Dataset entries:
# # # # # # #

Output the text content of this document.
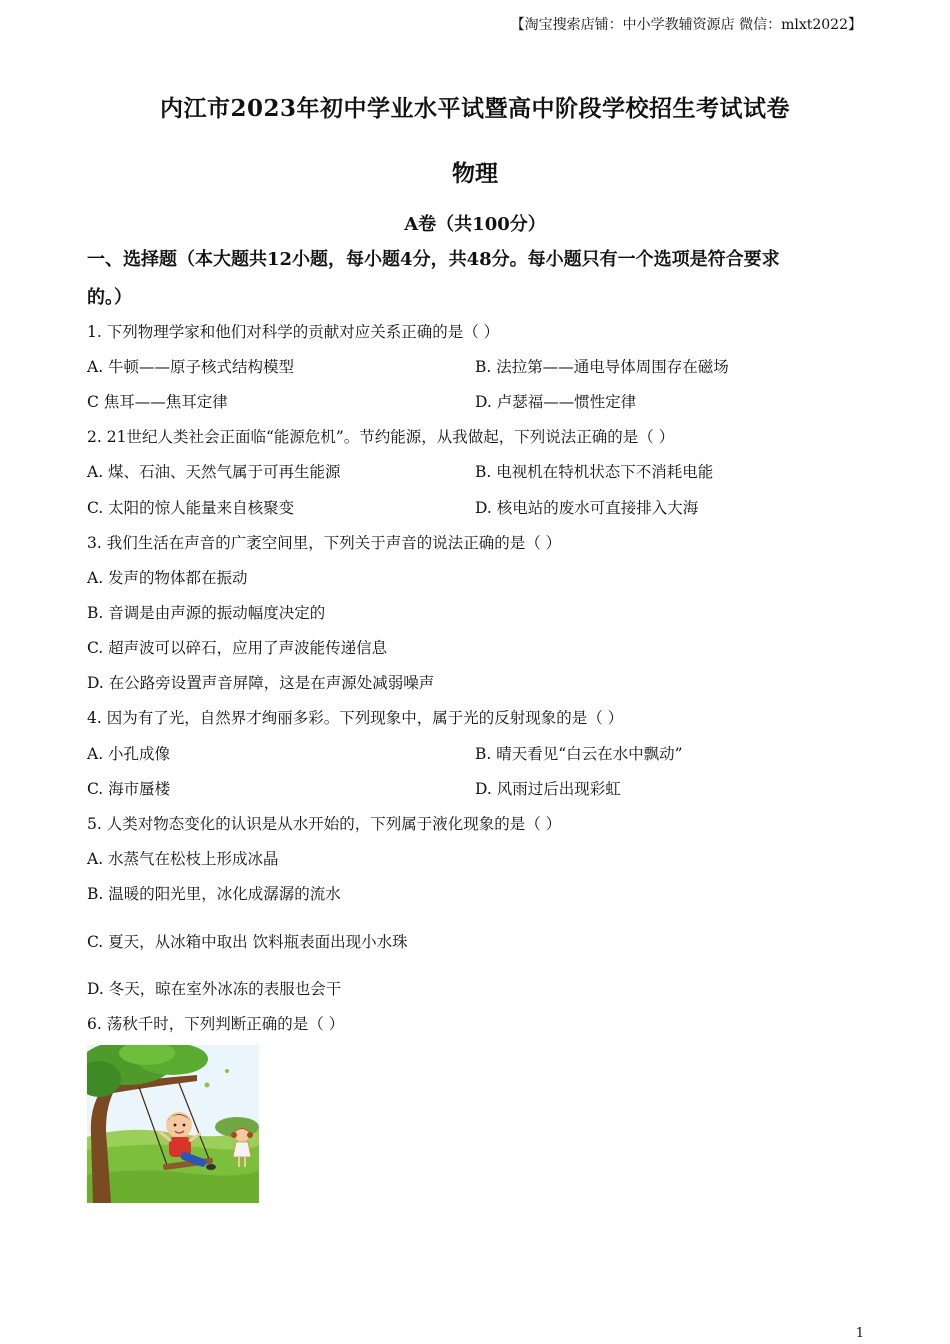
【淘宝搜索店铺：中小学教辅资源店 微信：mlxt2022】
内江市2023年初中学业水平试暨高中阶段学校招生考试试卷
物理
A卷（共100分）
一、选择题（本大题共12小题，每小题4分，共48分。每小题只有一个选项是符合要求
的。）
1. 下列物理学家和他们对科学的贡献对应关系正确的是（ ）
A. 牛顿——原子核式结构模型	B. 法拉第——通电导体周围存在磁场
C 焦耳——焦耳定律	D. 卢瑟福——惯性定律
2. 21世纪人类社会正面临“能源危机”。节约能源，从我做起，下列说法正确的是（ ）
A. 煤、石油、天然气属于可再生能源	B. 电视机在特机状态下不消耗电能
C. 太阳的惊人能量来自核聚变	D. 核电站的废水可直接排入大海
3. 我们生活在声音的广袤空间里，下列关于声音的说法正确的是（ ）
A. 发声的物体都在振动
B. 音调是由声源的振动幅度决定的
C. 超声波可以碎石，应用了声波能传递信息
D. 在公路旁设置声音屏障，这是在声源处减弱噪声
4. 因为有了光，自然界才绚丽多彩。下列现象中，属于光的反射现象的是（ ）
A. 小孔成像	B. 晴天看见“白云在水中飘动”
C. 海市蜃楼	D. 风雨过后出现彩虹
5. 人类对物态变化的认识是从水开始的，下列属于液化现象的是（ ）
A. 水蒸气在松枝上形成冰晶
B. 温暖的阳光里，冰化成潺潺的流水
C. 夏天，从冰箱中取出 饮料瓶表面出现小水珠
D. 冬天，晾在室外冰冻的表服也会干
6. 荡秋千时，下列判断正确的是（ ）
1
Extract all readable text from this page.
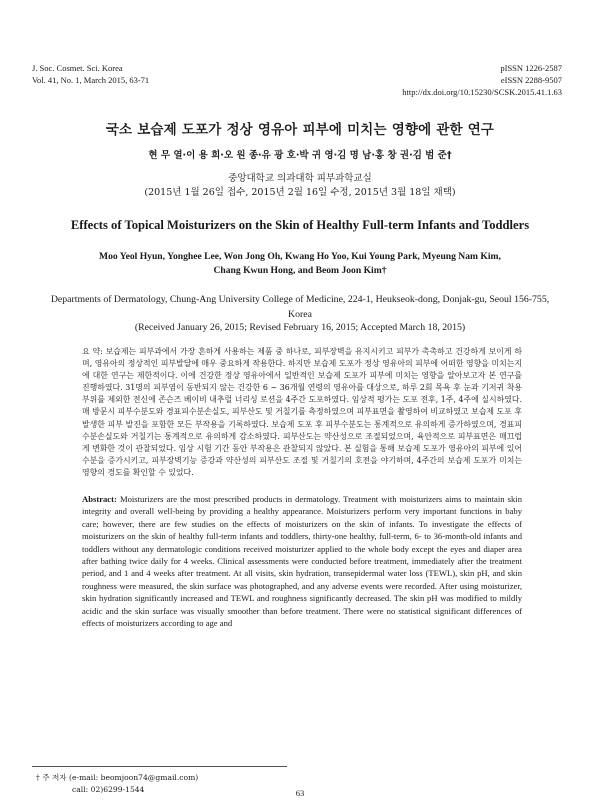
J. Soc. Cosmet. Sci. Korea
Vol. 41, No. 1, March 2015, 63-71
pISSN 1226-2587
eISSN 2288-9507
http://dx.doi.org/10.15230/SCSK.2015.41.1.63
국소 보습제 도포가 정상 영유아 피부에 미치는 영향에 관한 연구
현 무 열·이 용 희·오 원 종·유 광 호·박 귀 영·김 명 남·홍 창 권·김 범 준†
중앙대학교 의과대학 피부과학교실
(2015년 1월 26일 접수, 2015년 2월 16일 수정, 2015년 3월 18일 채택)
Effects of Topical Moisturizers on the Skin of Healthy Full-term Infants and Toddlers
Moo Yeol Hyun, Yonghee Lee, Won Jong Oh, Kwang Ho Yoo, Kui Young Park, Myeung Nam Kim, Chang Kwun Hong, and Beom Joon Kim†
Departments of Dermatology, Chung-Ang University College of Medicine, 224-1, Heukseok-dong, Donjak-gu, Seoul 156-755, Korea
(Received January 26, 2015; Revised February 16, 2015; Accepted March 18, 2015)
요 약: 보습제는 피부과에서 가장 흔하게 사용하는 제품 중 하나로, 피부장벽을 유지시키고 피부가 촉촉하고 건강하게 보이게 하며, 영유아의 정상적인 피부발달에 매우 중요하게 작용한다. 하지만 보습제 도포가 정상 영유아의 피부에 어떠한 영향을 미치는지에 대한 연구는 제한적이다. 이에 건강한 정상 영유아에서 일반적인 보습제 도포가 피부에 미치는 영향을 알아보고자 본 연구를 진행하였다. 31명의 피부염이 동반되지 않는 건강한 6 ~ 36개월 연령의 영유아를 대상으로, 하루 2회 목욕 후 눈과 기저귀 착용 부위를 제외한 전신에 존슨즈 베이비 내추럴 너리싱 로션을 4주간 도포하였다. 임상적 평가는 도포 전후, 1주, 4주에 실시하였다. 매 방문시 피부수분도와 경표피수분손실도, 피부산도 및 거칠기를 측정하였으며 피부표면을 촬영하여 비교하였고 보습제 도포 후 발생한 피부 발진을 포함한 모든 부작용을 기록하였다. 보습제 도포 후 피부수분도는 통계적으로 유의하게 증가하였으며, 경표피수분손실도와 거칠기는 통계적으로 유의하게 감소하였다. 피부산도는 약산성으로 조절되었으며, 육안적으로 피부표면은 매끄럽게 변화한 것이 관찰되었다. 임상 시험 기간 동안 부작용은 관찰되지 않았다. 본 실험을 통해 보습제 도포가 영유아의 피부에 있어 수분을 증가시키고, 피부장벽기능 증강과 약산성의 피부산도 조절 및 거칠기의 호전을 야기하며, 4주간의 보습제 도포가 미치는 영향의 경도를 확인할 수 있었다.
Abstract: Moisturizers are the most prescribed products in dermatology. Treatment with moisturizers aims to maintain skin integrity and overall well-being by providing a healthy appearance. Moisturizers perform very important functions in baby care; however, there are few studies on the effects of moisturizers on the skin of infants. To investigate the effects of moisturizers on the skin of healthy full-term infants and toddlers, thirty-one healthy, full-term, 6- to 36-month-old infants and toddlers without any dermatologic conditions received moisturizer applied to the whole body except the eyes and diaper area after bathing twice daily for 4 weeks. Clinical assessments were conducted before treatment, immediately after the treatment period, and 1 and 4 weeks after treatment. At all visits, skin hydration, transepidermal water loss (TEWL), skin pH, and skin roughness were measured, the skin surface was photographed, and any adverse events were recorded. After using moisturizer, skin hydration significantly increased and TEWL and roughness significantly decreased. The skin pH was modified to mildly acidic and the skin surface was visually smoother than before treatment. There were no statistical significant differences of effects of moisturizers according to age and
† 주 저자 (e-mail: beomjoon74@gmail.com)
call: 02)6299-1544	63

# # # # # # #

◆ Aim of the task ◆
Print the listing above in full, exactly as written. Omit any pictures.

◆ Full solution ◆
Output the text content of this document.
【淘宝搜索店铺：中小学教辅资源店 微信：mlxt2022】
内江市2023年初中学业水平试暨高中阶段学校招生考试试卷
物理
A卷（共100分）
一、选择题（本大题共12小题，每小题4分，共48分。每小题只有一个选项是符合要求
的。）
1. 下列物理学家和他们对科学的贡献对应关系正确的是（ ）
A. 牛顿——原子核式结构模型	B. 法拉第——通电导体周围存在磁场
C 焦耳——焦耳定律	D. 卢瑟福——惯性定律
2. 21世纪人类社会正面临“能源危机”。节约能源，从我做起，下列说法正确的是（ ）
A. 煤、石油、天然气属于可再生能源	B. 电视机在特机状态下不消耗电能
C. 太阳的惊人能量来自核聚变	D. 核电站的废水可直接排入大海
3. 我们生活在声音的广袤空间里，下列关于声音的说法正确的是（ ）
A. 发声的物体都在振动
B. 音调是由声源的振动幅度决定的
C. 超声波可以碎石，应用了声波能传递信息
D. 在公路旁设置声音屏障，这是在声源处减弱噪声
4. 因为有了光，自然界才绚丽多彩。下列现象中，属于光的反射现象的是（ ）
A. 小孔成像	B. 晴天看见“白云在水中飘动”
C. 海市蜃楼	D. 风雨过后出现彩虹
5. 人类对物态变化的认识是从水开始的，下列属于液化现象的是（ ）
A. 水蒸气在松枝上形成冰晶
B. 温暖的阳光里，冰化成潺潺的流水
C. 夏天，从冰箱中取出 饮料瓶表面出现小水珠
D. 冬天，晾在室外冰冻的表服也会干
6. 荡秋千时，下列判断正确的是（ ）
1
Extract all readable text from this page.
J. Soc. Cosmet. Sci. Korea
Vol. 41, No. 1, March 2015, 63-71
pISSN 1226-2587
eISSN 2288-9507
http://dx.doi.org/10.15230/SCSK.2015.41.1.63
국소 보습제 도포가 정상 영유아 피부에 미치는 영향에 관한 연구
현 무 열·이 용 희·오 원 종·유 광 호·박 귀 영·김 명 남·홍 창 권·김 범 준†
중앙대학교 의과대학 피부과학교실
(2015년 1월 26일 접수, 2015년 2월 16일 수정, 2015년 3월 18일 채택)
Effects of Topical Moisturizers on the Skin of Healthy Full-term Infants and Toddlers
Moo Yeol Hyun, Yonghee Lee, Won Jong Oh, Kwang Ho Yoo, Kui Young Park, Myeung Nam Kim, Chang Kwun Hong, and Beom Joon Kim†
Departments of Dermatology, Chung-Ang University College of Medicine, 224-1, Heukseok-dong, Donjak-gu, Seoul 156-755, Korea
(Received January 26, 2015; Revised February 16, 2015; Accepted March 18, 2015)
요 약: 보습제는 피부과에서 가장 흔하게 사용하는 제품 중 하나로, 피부장벽을 유지시키고 피부가 촉촉하고 건강하게 보이게 하며, 영유아의 정상적인 피부발달에 매우 중요하게 작용한다. 하지만 보습제 도포가 정상 영유아의 피부에 어떠한 영향을 미치는지에 대한 연구는 제한적이다. 이에 건강한 정상 영유아에서 일반적인 보습제 도포가 피부에 미치는 영향을 알아보고자 본 연구를 진행하였다. 31명의 피부염이 동반되지 않는 건강한 6 ~ 36개월 연령의 영유아를 대상으로, 하루 2회 목욕 후 눈과 기저귀 착용 부위를 제외한 전신에 존슨즈 베이비 내추럴 너리싱 로션을 4주간 도포하였다. 임상적 평가는 도포 전후, 1주, 4주에 실시하였다. 매 방문시 피부수분도와 경표피수분손실도, 피부산도 및 거칠기를 측정하였으며 피부표면을 촬영하여 비교하였고 보습제 도포 후 발생한 피부 발진을 포함한 모든 부작용을 기록하였다. 보습제 도포 후 피부수분도는 통계적으로 유의하게 증가하였으며, 경표피수분손실도와 거칠기는 통계적으로 유의하게 감소하였다. 피부산도는 약산성으로 조절되었으며, 육안적으로 피부표면은 매끄럽게 변화한 것이 관찰되었다. 임상 시험 기간 동안 부작용은 관찰되지 않았다. 본 실험을 통해 보습제 도포가 영유아의 피부에 있어 수분을 증가시키고, 피부장벽기능 증강과 약산성의 피부산도 조절 및 거칠기의 호전을 야기하며, 4주간의 보습제 도포가 미치는 영향의 경도를 확인할 수 있었다.
Abstract: Moisturizers are the most prescribed products in dermatology. Treatment with moisturizers aims to maintain skin integrity and overall well-being by providing a healthy appearance. Moisturizers perform very important functions in baby care; however, there are few studies on the effects of moisturizers on the skin of infants. To investigate the effects of moisturizers on the skin of healthy full-term infants and toddlers, thirty-one healthy, full-term, 6- to 36-month-old infants and toddlers without any dermatologic conditions received moisturizer applied to the whole body except the eyes and diaper area after bathing twice daily for 4 weeks. Clinical assessments were conducted before treatment, immediately after the treatment period, and 1 and 4 weeks after treatment. At all visits, skin hydration, transepidermal water loss (TEWL), skin pH, and skin roughness were measured, the skin surface was photographed, and any adverse events were recorded. After using moisturizer, skin hydration significantly increased and TEWL and roughness significantly decreased. The skin pH was modified to mildly acidic and the skin surface was visually smoother than before treatment. There were no statistical significant differences of effects of moisturizers according to age and
† 주 저자 (e-mail: beomjoon74@gmail.com)
call: 02)6299-1544	63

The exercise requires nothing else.